Hunt for the word "Outdoor" across the entries below, copying each line that holds it.

**** Provided data

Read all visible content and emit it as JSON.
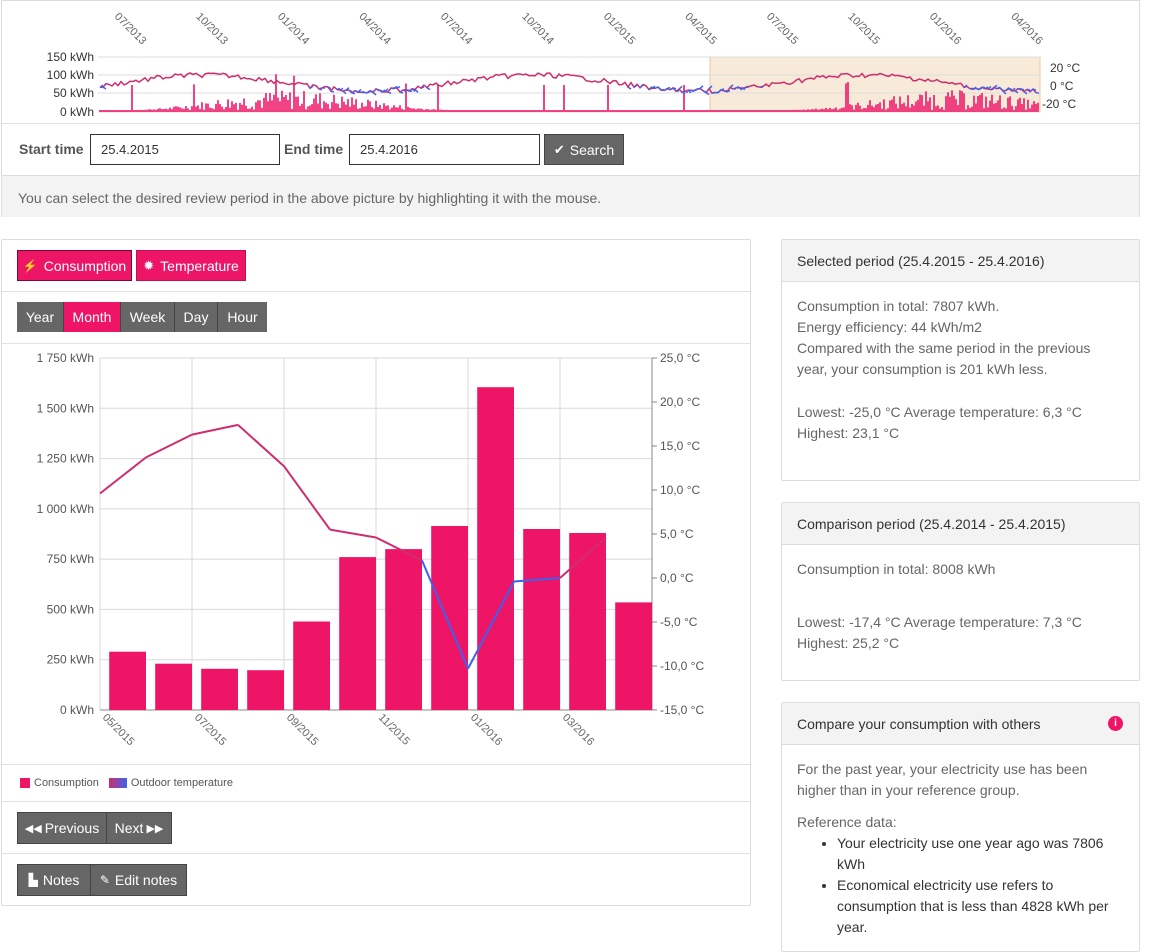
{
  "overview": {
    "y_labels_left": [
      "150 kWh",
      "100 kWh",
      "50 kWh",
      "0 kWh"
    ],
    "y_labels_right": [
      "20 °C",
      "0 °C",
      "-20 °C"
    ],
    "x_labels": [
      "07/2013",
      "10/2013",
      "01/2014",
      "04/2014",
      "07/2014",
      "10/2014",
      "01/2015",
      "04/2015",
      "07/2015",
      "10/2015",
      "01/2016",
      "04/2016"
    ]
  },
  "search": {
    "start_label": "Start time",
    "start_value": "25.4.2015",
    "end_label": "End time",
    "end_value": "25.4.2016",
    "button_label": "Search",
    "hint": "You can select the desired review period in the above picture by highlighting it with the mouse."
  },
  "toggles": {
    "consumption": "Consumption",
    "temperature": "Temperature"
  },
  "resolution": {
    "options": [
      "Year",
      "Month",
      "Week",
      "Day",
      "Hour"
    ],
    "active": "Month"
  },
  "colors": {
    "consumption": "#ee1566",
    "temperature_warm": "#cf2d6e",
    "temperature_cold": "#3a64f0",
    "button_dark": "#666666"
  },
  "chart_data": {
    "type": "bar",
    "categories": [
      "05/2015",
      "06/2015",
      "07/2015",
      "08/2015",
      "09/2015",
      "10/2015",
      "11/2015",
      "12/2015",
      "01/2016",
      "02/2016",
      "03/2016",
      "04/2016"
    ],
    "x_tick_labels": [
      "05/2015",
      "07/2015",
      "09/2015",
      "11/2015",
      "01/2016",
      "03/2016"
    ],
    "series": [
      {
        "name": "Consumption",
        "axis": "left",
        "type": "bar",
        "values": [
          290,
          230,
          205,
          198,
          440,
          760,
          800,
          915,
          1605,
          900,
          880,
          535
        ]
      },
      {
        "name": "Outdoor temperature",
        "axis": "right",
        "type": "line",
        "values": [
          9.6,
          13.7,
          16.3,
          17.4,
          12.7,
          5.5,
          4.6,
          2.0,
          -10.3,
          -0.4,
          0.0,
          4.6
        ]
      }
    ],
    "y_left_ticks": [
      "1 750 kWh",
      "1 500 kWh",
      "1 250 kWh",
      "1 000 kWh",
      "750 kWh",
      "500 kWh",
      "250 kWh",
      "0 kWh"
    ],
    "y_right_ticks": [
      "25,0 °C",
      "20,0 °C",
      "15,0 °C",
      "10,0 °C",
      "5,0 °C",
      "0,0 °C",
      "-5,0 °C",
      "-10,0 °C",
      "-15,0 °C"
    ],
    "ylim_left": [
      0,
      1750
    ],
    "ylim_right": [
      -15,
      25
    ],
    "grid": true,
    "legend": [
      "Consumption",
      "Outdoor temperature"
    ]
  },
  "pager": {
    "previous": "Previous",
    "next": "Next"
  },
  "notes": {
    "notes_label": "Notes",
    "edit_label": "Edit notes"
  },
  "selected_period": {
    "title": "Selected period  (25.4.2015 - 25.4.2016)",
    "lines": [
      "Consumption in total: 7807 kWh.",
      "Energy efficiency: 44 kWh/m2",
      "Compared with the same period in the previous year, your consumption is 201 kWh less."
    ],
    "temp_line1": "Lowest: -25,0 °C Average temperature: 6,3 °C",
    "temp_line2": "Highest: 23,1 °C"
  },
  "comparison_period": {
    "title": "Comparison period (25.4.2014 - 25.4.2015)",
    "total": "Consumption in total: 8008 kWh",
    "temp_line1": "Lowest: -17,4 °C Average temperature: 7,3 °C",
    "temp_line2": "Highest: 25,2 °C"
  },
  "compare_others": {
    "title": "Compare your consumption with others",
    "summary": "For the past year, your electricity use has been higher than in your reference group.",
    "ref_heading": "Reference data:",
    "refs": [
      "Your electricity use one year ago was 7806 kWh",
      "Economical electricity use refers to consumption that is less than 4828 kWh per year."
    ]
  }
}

********

> Task answer
        "name": "Outdoor temperature",
      "Outdoor temperature"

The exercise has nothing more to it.